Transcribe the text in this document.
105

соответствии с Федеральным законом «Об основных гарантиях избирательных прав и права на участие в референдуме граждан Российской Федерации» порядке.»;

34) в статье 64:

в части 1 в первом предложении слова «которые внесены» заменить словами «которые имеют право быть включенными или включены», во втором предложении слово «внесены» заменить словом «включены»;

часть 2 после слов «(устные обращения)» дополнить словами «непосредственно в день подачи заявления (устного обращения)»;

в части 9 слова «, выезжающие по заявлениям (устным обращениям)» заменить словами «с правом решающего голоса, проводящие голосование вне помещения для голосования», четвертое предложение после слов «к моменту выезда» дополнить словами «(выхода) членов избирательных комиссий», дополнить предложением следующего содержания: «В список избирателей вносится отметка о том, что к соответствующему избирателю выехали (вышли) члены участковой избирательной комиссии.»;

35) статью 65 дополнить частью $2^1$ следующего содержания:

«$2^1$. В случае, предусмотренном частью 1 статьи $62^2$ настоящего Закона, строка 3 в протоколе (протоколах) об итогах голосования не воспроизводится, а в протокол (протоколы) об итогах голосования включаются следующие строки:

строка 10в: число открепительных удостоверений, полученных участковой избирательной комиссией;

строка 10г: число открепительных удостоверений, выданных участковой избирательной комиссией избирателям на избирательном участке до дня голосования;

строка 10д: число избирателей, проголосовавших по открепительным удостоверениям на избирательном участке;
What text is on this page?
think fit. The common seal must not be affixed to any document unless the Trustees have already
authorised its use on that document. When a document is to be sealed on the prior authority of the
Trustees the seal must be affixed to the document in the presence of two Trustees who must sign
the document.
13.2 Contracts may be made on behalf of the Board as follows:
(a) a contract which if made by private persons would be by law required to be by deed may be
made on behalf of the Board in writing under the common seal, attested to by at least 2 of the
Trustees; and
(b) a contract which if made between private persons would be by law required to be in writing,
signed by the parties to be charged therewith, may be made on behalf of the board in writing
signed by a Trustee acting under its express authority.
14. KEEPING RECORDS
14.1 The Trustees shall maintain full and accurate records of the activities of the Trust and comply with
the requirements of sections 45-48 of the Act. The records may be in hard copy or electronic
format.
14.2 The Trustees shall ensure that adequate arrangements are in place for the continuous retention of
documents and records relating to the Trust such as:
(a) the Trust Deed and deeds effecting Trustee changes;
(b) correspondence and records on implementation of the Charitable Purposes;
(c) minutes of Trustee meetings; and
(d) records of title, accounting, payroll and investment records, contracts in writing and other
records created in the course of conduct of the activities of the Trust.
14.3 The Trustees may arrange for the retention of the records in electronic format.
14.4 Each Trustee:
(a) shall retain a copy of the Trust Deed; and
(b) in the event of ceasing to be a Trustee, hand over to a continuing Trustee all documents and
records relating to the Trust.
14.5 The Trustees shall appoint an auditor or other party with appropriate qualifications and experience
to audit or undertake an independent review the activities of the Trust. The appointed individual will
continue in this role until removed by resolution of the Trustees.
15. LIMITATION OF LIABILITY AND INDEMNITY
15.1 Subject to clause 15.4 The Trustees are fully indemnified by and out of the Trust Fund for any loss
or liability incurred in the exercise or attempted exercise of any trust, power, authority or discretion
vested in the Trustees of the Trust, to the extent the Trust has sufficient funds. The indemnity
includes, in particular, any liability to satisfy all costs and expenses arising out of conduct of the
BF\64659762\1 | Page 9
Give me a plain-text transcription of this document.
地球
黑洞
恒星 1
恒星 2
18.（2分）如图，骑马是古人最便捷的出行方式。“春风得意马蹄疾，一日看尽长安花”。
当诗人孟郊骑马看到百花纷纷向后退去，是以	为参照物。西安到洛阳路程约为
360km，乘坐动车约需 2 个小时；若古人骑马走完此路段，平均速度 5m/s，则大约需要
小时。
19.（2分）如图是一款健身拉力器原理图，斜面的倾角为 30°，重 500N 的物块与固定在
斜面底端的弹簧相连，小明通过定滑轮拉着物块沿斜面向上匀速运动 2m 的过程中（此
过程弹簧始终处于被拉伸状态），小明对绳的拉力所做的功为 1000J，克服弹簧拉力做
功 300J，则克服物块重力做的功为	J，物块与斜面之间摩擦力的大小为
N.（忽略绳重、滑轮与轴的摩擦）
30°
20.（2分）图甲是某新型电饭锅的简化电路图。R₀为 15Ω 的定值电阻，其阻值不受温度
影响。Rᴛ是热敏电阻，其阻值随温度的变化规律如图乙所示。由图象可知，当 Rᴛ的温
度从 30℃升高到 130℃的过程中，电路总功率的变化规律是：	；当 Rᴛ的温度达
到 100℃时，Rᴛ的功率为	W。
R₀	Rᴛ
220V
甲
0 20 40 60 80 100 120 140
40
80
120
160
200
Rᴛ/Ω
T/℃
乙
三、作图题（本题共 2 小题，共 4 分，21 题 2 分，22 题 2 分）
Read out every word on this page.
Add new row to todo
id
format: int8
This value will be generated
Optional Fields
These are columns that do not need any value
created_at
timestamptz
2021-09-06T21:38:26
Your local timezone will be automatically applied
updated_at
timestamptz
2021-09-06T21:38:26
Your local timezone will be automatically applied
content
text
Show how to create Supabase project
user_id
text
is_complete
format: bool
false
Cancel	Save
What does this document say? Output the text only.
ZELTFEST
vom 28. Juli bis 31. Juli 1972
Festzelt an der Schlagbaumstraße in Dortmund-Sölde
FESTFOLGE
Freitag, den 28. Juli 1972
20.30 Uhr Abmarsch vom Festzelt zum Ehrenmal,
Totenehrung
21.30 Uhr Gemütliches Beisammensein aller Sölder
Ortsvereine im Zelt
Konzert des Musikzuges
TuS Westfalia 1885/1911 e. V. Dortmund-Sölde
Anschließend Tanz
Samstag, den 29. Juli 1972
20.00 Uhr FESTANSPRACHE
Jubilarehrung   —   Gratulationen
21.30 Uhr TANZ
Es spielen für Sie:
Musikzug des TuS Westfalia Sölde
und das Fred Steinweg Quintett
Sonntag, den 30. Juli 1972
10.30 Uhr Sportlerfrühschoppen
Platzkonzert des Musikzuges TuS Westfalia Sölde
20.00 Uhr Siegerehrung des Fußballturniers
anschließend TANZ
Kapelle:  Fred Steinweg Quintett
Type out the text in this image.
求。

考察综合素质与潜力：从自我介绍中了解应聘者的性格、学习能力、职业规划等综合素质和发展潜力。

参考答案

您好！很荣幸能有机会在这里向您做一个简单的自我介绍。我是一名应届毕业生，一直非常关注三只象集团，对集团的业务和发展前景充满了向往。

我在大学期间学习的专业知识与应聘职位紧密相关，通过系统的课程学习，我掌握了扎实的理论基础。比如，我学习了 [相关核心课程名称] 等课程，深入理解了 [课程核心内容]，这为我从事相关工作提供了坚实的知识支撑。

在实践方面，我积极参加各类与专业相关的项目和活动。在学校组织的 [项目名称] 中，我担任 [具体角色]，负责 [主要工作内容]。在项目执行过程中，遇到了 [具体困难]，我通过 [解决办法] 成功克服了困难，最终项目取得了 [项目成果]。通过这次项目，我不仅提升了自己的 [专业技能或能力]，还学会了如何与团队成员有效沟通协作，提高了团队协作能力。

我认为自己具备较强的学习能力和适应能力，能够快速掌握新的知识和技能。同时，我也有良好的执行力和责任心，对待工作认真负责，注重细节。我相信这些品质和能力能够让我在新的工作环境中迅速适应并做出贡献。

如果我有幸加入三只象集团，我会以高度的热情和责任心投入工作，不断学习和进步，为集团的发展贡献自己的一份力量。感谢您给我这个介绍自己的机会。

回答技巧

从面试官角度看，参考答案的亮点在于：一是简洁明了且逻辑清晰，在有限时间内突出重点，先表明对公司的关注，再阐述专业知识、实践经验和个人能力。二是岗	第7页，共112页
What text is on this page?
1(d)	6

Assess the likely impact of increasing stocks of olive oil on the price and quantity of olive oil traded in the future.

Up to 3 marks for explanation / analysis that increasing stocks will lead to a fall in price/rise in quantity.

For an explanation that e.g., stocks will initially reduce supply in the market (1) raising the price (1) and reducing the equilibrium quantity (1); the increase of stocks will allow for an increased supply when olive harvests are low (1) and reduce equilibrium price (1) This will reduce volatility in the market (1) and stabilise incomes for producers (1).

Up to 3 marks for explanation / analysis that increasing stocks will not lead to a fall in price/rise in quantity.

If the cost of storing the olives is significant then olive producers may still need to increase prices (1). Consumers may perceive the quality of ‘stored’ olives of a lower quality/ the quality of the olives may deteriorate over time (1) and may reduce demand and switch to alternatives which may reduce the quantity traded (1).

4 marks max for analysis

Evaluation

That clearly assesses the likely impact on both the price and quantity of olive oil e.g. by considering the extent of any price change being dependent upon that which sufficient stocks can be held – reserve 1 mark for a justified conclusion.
────────────────────────────────────────
● **DIRECTIONS**: Find the word "следующего" and list each line it appears in.

● **FINISHED ANSWER**:
в части 9 слова «, выезжающие по заявлениям (устным обращениям)» заменить словами «с правом решающего голоса, проводящие голосование вне помещения для голосования», четвертое предложение после слов «к моменту выезда» дополнить словами «(выхода) членов избирательных комиссий», дополнить предложением следующего содержания: «В список избирателей вносится отметка о том, что к соответствующему избирателю выехали (вышли) члены участковой избирательной комиссии.»;
35) статью 65 дополнить частью $2^1$ следующего содержания:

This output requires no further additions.